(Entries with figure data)
* * * * * * * * *
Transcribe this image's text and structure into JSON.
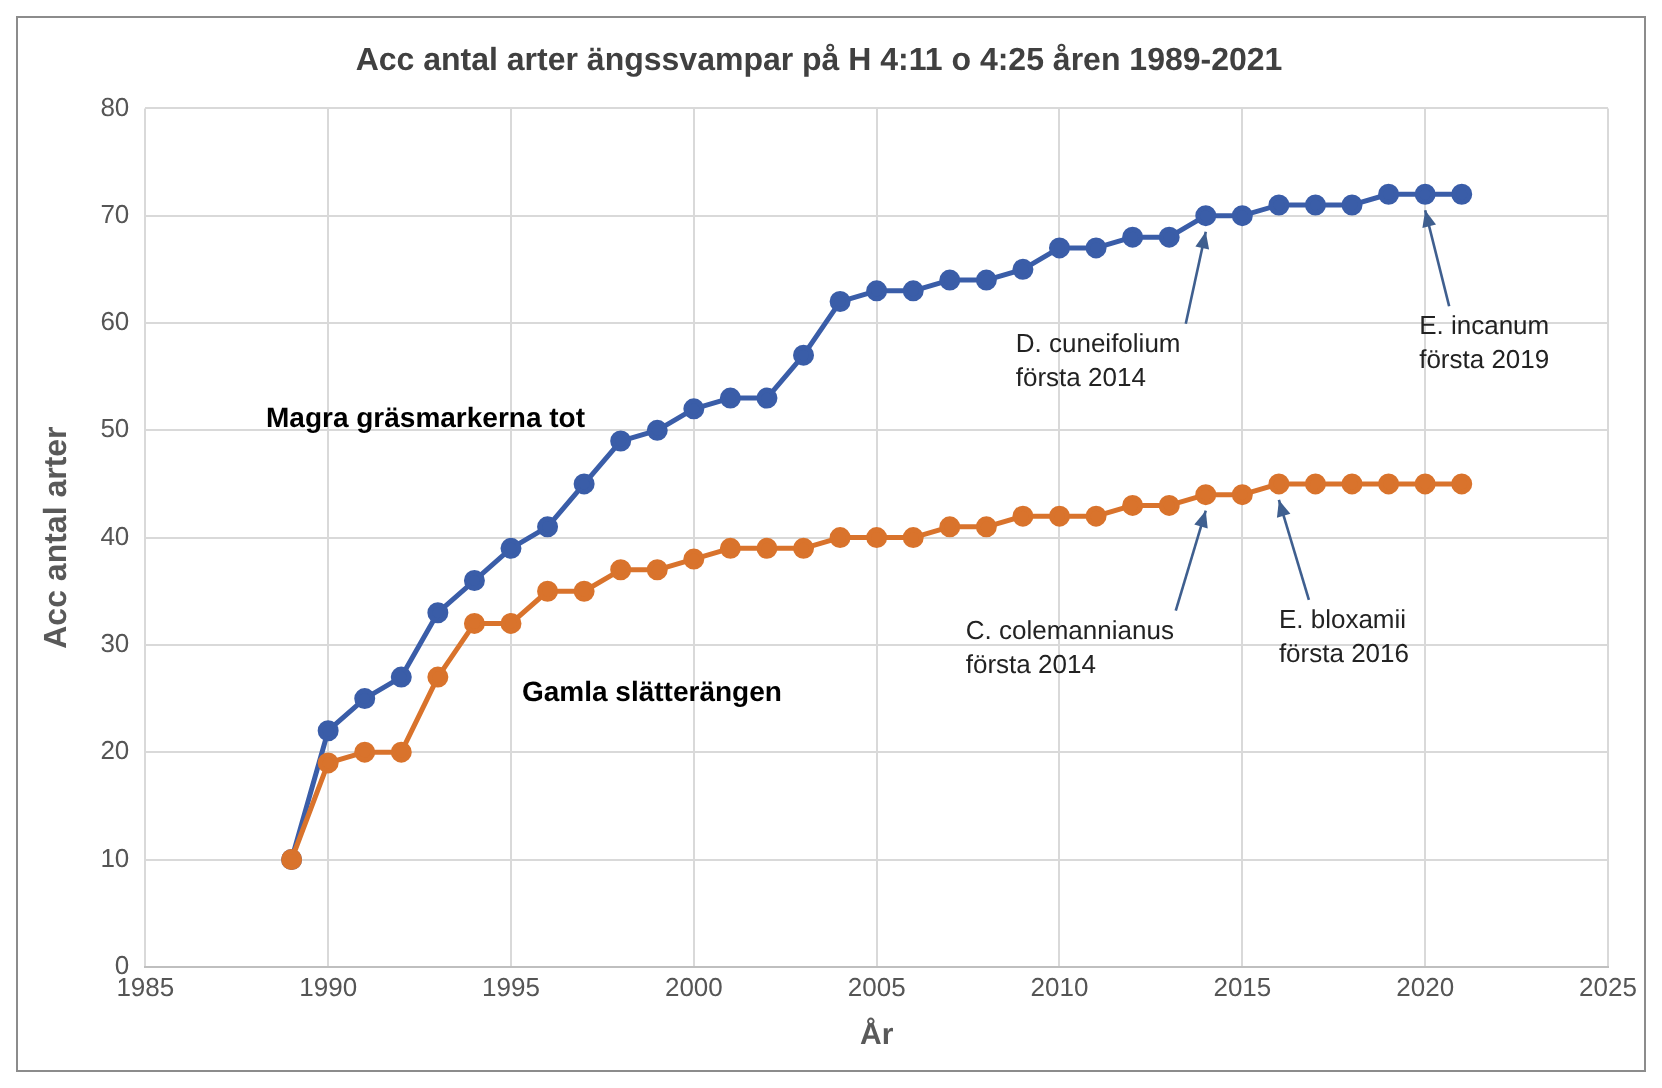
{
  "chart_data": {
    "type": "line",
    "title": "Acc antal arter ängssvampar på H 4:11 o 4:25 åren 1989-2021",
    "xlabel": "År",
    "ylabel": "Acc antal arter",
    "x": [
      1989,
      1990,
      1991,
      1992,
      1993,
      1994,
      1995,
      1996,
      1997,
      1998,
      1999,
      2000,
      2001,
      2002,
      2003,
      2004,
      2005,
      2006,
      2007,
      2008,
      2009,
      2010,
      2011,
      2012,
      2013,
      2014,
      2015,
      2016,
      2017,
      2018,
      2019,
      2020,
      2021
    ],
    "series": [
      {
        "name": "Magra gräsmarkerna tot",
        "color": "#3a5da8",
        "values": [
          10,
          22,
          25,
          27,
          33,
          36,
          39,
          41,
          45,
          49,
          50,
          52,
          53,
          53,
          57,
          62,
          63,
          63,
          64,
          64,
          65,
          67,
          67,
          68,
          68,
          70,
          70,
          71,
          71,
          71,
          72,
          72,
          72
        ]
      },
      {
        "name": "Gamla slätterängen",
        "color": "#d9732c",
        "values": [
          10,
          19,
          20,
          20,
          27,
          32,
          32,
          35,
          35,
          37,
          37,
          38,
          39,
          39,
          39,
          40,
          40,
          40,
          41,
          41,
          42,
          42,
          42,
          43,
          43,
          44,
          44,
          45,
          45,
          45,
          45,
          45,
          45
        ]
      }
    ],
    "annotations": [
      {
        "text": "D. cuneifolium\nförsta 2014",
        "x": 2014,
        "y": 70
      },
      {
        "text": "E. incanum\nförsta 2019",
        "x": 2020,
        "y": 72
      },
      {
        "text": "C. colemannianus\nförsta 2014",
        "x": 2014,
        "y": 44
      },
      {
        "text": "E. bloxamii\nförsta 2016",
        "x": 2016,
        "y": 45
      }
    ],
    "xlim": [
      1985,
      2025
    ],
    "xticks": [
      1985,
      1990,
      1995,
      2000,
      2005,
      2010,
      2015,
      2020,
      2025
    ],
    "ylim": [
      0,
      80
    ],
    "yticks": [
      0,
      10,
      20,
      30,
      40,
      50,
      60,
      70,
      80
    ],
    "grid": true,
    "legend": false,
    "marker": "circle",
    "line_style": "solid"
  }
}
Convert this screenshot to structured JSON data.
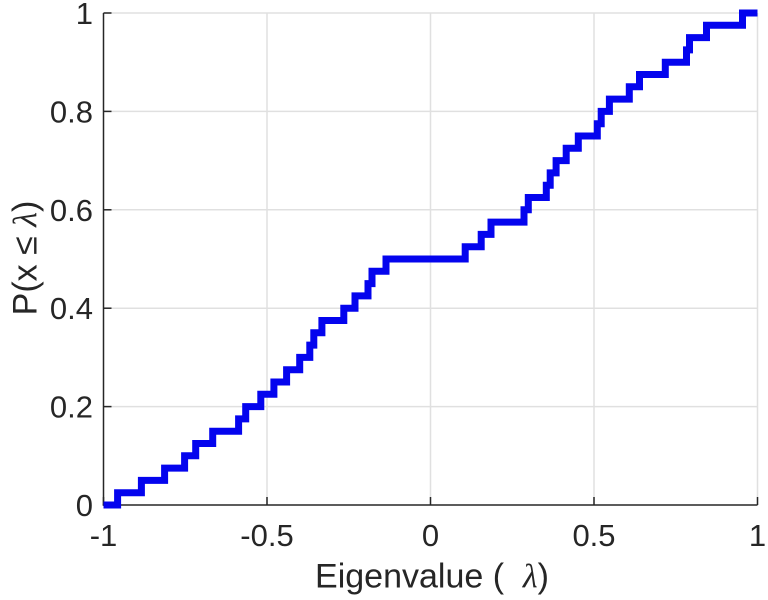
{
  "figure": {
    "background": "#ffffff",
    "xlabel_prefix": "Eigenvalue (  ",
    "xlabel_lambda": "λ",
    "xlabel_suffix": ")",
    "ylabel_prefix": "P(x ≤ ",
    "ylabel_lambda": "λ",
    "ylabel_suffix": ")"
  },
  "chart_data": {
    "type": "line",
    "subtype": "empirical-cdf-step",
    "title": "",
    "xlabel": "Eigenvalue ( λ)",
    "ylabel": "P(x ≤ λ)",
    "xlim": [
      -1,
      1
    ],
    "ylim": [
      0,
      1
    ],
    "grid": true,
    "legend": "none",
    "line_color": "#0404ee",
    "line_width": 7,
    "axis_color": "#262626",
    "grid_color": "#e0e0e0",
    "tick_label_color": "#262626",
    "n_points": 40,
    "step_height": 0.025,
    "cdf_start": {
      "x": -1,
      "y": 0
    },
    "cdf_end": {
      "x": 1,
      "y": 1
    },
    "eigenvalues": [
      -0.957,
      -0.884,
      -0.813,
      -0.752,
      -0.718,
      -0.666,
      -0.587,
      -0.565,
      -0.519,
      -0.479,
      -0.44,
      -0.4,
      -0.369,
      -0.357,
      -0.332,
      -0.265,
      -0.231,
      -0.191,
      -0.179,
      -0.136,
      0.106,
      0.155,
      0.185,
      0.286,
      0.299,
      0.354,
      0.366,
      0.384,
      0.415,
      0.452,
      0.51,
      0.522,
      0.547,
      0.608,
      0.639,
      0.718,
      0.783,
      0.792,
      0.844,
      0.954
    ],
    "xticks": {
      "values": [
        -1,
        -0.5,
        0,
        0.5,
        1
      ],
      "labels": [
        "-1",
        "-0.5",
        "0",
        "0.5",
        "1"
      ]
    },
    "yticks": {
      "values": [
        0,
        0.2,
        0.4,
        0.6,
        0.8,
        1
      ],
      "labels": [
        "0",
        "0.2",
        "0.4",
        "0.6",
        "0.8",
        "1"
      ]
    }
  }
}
* * * * * * * * *
→ Exercise
Generate a word-for-word copy of the preceding records, excluding all pictures.

→ Exercise answer
Transcribe this image's text and structure into JSON.
{
  "chart_data": {
    "type": "line",
    "title": "Acc antal arter ängssvampar på H 4:11 o 4:25 åren 1989-2021",
    "xlabel": "År",
    "ylabel": "Acc antal arter",
    "x": [
      1989,
      1990,
      1991,
      1992,
      1993,
      1994,
      1995,
      1996,
      1997,
      1998,
      1999,
      2000,
      2001,
      2002,
      2003,
      2004,
      2005,
      2006,
      2007,
      2008,
      2009,
      2010,
      2011,
      2012,
      2013,
      2014,
      2015,
      2016,
      2017,
      2018,
      2019,
      2020,
      2021
    ],
    "series": [
      {
        "name": "Magra gräsmarkerna tot",
        "color": "#3a5da8",
        "values": [
          10,
          22,
          25,
          27,
          33,
          36,
          39,
          41,
          45,
          49,
          50,
          52,
          53,
          53,
          57,
          62,
          63,
          63,
          64,
          64,
          65,
          67,
          67,
          68,
          68,
          70,
          70,
          71,
          71,
          71,
          72,
          72,
          72
        ]
      },
      {
        "name": "Gamla slätterängen",
        "color": "#d9732c",
        "values": [
          10,
          19,
          20,
          20,
          27,
          32,
          32,
          35,
          35,
          37,
          37,
          38,
          39,
          39,
          39,
          40,
          40,
          40,
          41,
          41,
          42,
          42,
          42,
          43,
          43,
          44,
          44,
          45,
          45,
          45,
          45,
          45,
          45
        ]
      }
    ],
    "annotations": [
      {
        "text": "D. cuneifolium\nförsta 2014",
        "x": 2014,
        "y": 70
      },
      {
        "text": "E. incanum\nförsta 2019",
        "x": 2020,
        "y": 72
      },
      {
        "text": "C. colemannianus\nförsta 2014",
        "x": 2014,
        "y": 44
      },
      {
        "text": "E. bloxamii\nförsta 2016",
        "x": 2016,
        "y": 45
      }
    ],
    "xlim": [
      1985,
      2025
    ],
    "xticks": [
      1985,
      1990,
      1995,
      2000,
      2005,
      2010,
      2015,
      2020,
      2025
    ],
    "ylim": [
      0,
      80
    ],
    "yticks": [
      0,
      10,
      20,
      30,
      40,
      50,
      60,
      70,
      80
    ],
    "grid": true,
    "legend": false,
    "marker": "circle",
    "line_style": "solid"
  }
}
Convert this screenshot to structured JSON data.
{
  "figure": {
    "background": "#ffffff",
    "xlabel_prefix": "Eigenvalue (  ",
    "xlabel_lambda": "λ",
    "xlabel_suffix": ")",
    "ylabel_prefix": "P(x ≤ ",
    "ylabel_lambda": "λ",
    "ylabel_suffix": ")"
  },
  "chart_data": {
    "type": "line",
    "subtype": "empirical-cdf-step",
    "title": "",
    "xlabel": "Eigenvalue ( λ)",
    "ylabel": "P(x ≤ λ)",
    "xlim": [
      -1,
      1
    ],
    "ylim": [
      0,
      1
    ],
    "grid": true,
    "legend": "none",
    "line_color": "#0404ee",
    "line_width": 7,
    "axis_color": "#262626",
    "grid_color": "#e0e0e0",
    "tick_label_color": "#262626",
    "n_points": 40,
    "step_height": 0.025,
    "cdf_start": {
      "x": -1,
      "y": 0
    },
    "cdf_end": {
      "x": 1,
      "y": 1
    },
    "eigenvalues": [
      -0.957,
      -0.884,
      -0.813,
      -0.752,
      -0.718,
      -0.666,
      -0.587,
      -0.565,
      -0.519,
      -0.479,
      -0.44,
      -0.4,
      -0.369,
      -0.357,
      -0.332,
      -0.265,
      -0.231,
      -0.191,
      -0.179,
      -0.136,
      0.106,
      0.155,
      0.185,
      0.286,
      0.299,
      0.354,
      0.366,
      0.384,
      0.415,
      0.452,
      0.51,
      0.522,
      0.547,
      0.608,
      0.639,
      0.718,
      0.783,
      0.792,
      0.844,
      0.954
    ],
    "xticks": {
      "values": [
        -1,
        -0.5,
        0,
        0.5,
        1
      ],
      "labels": [
        "-1",
        "-0.5",
        "0",
        "0.5",
        "1"
      ]
    },
    "yticks": {
      "values": [
        0,
        0.2,
        0.4,
        0.6,
        0.8,
        1
      ],
      "labels": [
        "0",
        "0.2",
        "0.4",
        "0.6",
        "0.8",
        "1"
      ]
    }
  }
}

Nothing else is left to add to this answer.